● WRITTEN TASK
Copy every line in which the string "color" occurs.

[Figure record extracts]
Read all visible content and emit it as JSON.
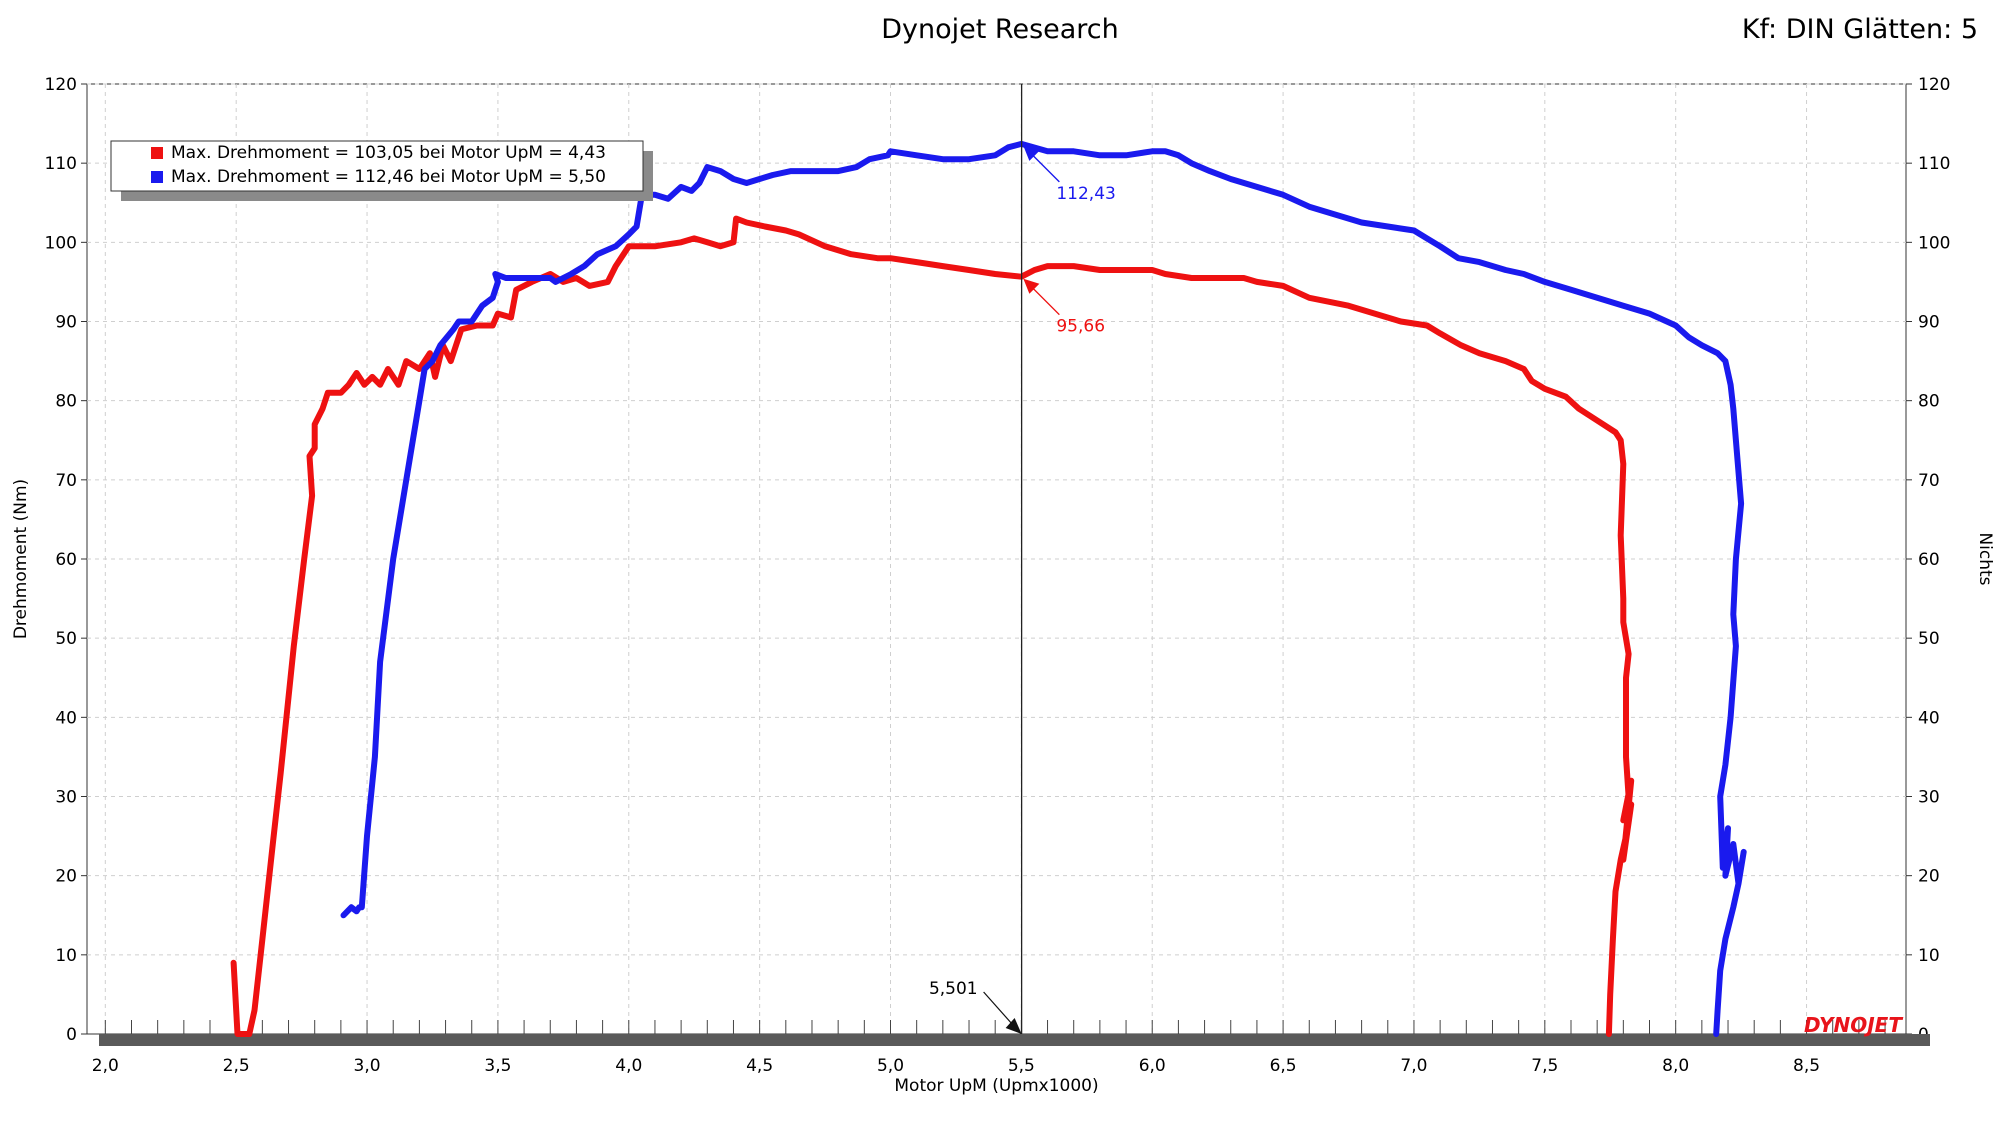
{
  "header": {
    "title": "Dynojet Research",
    "settings": "Kf: DIN Glätten: 5"
  },
  "brand": {
    "logo_text": "DYNOJET",
    "color": "#e8141b"
  },
  "chart_data": {
    "type": "line",
    "xlabel": "Motor UpM (Upmx1000)",
    "ylabel": "Drehmoment (Nm)",
    "y2label": "Nichts",
    "xlim": [
      1.93,
      8.88
    ],
    "ylim": [
      0,
      120
    ],
    "xticks": [
      "2,0",
      "2,5",
      "3,0",
      "3,5",
      "4,0",
      "4,5",
      "5,0",
      "5,5",
      "6,0",
      "6,5",
      "7,0",
      "7,5",
      "8,0",
      "8,5"
    ],
    "yticks": [
      "0",
      "10",
      "20",
      "30",
      "40",
      "50",
      "60",
      "70",
      "80",
      "90",
      "100",
      "110",
      "120"
    ],
    "grid": true,
    "legend": {
      "placement": "top-left",
      "entries": [
        "Max. Drehmoment = 103,05 bei Motor UpM = 4,43",
        "Max. Drehmoment = 112,46 bei Motor UpM = 5,50"
      ]
    },
    "cursor": {
      "x": 5.501,
      "x_label": "5,501"
    },
    "annotations": [
      {
        "series": 1,
        "x": 5.5,
        "y": 112.43,
        "label": "112,43"
      },
      {
        "series": 0,
        "x": 5.5,
        "y": 95.66,
        "label": "95,66"
      }
    ],
    "series": [
      {
        "color": "#ee1111",
        "points": [
          [
            2.49,
            9
          ],
          [
            2.5,
            3
          ],
          [
            2.505,
            0
          ],
          [
            2.55,
            0
          ],
          [
            2.57,
            3
          ],
          [
            2.6,
            12
          ],
          [
            2.64,
            24
          ],
          [
            2.67,
            33
          ],
          [
            2.72,
            49
          ],
          [
            2.76,
            60
          ],
          [
            2.79,
            68
          ],
          [
            2.78,
            73
          ],
          [
            2.8,
            74
          ],
          [
            2.8,
            77
          ],
          [
            2.83,
            79
          ],
          [
            2.85,
            81
          ],
          [
            2.9,
            81
          ],
          [
            2.93,
            82
          ],
          [
            2.96,
            83.5
          ],
          [
            2.99,
            82
          ],
          [
            3.02,
            83
          ],
          [
            3.05,
            82
          ],
          [
            3.08,
            84
          ],
          [
            3.12,
            82
          ],
          [
            3.15,
            85
          ],
          [
            3.2,
            84
          ],
          [
            3.24,
            86
          ],
          [
            3.26,
            83
          ],
          [
            3.29,
            87
          ],
          [
            3.32,
            85
          ],
          [
            3.36,
            89
          ],
          [
            3.42,
            89.5
          ],
          [
            3.48,
            89.5
          ],
          [
            3.5,
            91
          ],
          [
            3.55,
            90.5
          ],
          [
            3.57,
            94
          ],
          [
            3.63,
            95
          ],
          [
            3.7,
            96
          ],
          [
            3.75,
            95
          ],
          [
            3.8,
            95.5
          ],
          [
            3.85,
            94.5
          ],
          [
            3.92,
            95
          ],
          [
            3.95,
            97
          ],
          [
            4.0,
            99.5
          ],
          [
            4.1,
            99.5
          ],
          [
            4.2,
            100
          ],
          [
            4.25,
            100.5
          ],
          [
            4.3,
            100
          ],
          [
            4.35,
            99.5
          ],
          [
            4.4,
            100
          ],
          [
            4.41,
            103
          ],
          [
            4.45,
            102.5
          ],
          [
            4.52,
            102
          ],
          [
            4.6,
            101.5
          ],
          [
            4.65,
            101
          ],
          [
            4.75,
            99.5
          ],
          [
            4.85,
            98.5
          ],
          [
            4.95,
            98
          ],
          [
            5.0,
            98
          ],
          [
            5.1,
            97.5
          ],
          [
            5.2,
            97
          ],
          [
            5.3,
            96.5
          ],
          [
            5.4,
            96
          ],
          [
            5.5,
            95.66
          ],
          [
            5.55,
            96.5
          ],
          [
            5.6,
            97
          ],
          [
            5.7,
            97
          ],
          [
            5.8,
            96.5
          ],
          [
            5.9,
            96.5
          ],
          [
            6.0,
            96.5
          ],
          [
            6.05,
            96
          ],
          [
            6.15,
            95.5
          ],
          [
            6.25,
            95.5
          ],
          [
            6.35,
            95.5
          ],
          [
            6.4,
            95
          ],
          [
            6.5,
            94.5
          ],
          [
            6.6,
            93
          ],
          [
            6.75,
            92
          ],
          [
            6.85,
            91
          ],
          [
            6.95,
            90
          ],
          [
            7.05,
            89.5
          ],
          [
            7.1,
            88.5
          ],
          [
            7.18,
            87
          ],
          [
            7.25,
            86
          ],
          [
            7.35,
            85
          ],
          [
            7.42,
            84
          ],
          [
            7.45,
            82.5
          ],
          [
            7.5,
            81.5
          ],
          [
            7.58,
            80.5
          ],
          [
            7.63,
            79
          ],
          [
            7.7,
            77.5
          ],
          [
            7.77,
            76
          ],
          [
            7.79,
            75
          ],
          [
            7.8,
            72
          ],
          [
            7.79,
            63
          ],
          [
            7.8,
            55
          ],
          [
            7.8,
            52
          ],
          [
            7.82,
            48
          ],
          [
            7.81,
            45
          ],
          [
            7.81,
            35
          ],
          [
            7.82,
            30
          ],
          [
            7.8,
            27
          ],
          [
            7.83,
            32
          ],
          [
            7.8,
            22
          ],
          [
            7.83,
            29
          ],
          [
            7.81,
            25
          ],
          [
            7.79,
            22
          ],
          [
            7.77,
            18
          ],
          [
            7.76,
            12
          ],
          [
            7.75,
            5
          ],
          [
            7.745,
            0
          ]
        ]
      },
      {
        "color": "#1a1aee",
        "points": [
          [
            2.91,
            15
          ],
          [
            2.94,
            16
          ],
          [
            2.96,
            15.5
          ],
          [
            2.97,
            16
          ],
          [
            2.98,
            16
          ],
          [
            3.0,
            25
          ],
          [
            3.03,
            35
          ],
          [
            3.05,
            47
          ],
          [
            3.1,
            60
          ],
          [
            3.15,
            70
          ],
          [
            3.2,
            80
          ],
          [
            3.22,
            84
          ],
          [
            3.25,
            85
          ],
          [
            3.28,
            87
          ],
          [
            3.33,
            89
          ],
          [
            3.35,
            90
          ],
          [
            3.4,
            90
          ],
          [
            3.44,
            92
          ],
          [
            3.48,
            93
          ],
          [
            3.5,
            95
          ],
          [
            3.49,
            96
          ],
          [
            3.53,
            95.5
          ],
          [
            3.6,
            95.5
          ],
          [
            3.7,
            95.5
          ],
          [
            3.72,
            95
          ],
          [
            3.78,
            96
          ],
          [
            3.83,
            97
          ],
          [
            3.88,
            98.5
          ],
          [
            3.95,
            99.5
          ],
          [
            4.0,
            101
          ],
          [
            4.03,
            102
          ],
          [
            4.05,
            106
          ],
          [
            4.1,
            106
          ],
          [
            4.15,
            105.5
          ],
          [
            4.2,
            107
          ],
          [
            4.24,
            106.5
          ],
          [
            4.27,
            107.5
          ],
          [
            4.3,
            109.5
          ],
          [
            4.35,
            109
          ],
          [
            4.4,
            108
          ],
          [
            4.45,
            107.5
          ],
          [
            4.5,
            108
          ],
          [
            4.55,
            108.5
          ],
          [
            4.62,
            109
          ],
          [
            4.7,
            109
          ],
          [
            4.8,
            109
          ],
          [
            4.87,
            109.5
          ],
          [
            4.92,
            110.5
          ],
          [
            4.99,
            111
          ],
          [
            5.0,
            111.5
          ],
          [
            5.1,
            111
          ],
          [
            5.2,
            110.5
          ],
          [
            5.3,
            110.5
          ],
          [
            5.4,
            111
          ],
          [
            5.45,
            112
          ],
          [
            5.5,
            112.43
          ],
          [
            5.6,
            111.5
          ],
          [
            5.7,
            111.5
          ],
          [
            5.8,
            111
          ],
          [
            5.9,
            111
          ],
          [
            6.0,
            111.5
          ],
          [
            6.05,
            111.5
          ],
          [
            6.1,
            111
          ],
          [
            6.15,
            110
          ],
          [
            6.22,
            109
          ],
          [
            6.3,
            108
          ],
          [
            6.4,
            107
          ],
          [
            6.5,
            106
          ],
          [
            6.6,
            104.5
          ],
          [
            6.7,
            103.5
          ],
          [
            6.8,
            102.5
          ],
          [
            6.9,
            102
          ],
          [
            7.0,
            101.5
          ],
          [
            7.05,
            100.5
          ],
          [
            7.1,
            99.5
          ],
          [
            7.17,
            98
          ],
          [
            7.25,
            97.5
          ],
          [
            7.35,
            96.5
          ],
          [
            7.42,
            96
          ],
          [
            7.5,
            95
          ],
          [
            7.6,
            94
          ],
          [
            7.7,
            93
          ],
          [
            7.8,
            92
          ],
          [
            7.9,
            91
          ],
          [
            8.0,
            89.5
          ],
          [
            8.05,
            88
          ],
          [
            8.1,
            87
          ],
          [
            8.16,
            86
          ],
          [
            8.19,
            85
          ],
          [
            8.21,
            82
          ],
          [
            8.22,
            79
          ],
          [
            8.25,
            67
          ],
          [
            8.23,
            60
          ],
          [
            8.22,
            53
          ],
          [
            8.23,
            49
          ],
          [
            8.21,
            40
          ],
          [
            8.19,
            34
          ],
          [
            8.17,
            30
          ],
          [
            8.18,
            21
          ],
          [
            8.2,
            26
          ],
          [
            8.19,
            20
          ],
          [
            8.22,
            24
          ],
          [
            8.24,
            19
          ],
          [
            8.26,
            23
          ],
          [
            8.24,
            19
          ],
          [
            8.22,
            16
          ],
          [
            8.19,
            12
          ],
          [
            8.17,
            8
          ],
          [
            8.16,
            3
          ],
          [
            8.155,
            0
          ]
        ]
      }
    ]
  }
}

● WRITTEN ANSWER
    "color": "#e8141b"
        "color": "#ee1111",
        "color": "#1a1aee",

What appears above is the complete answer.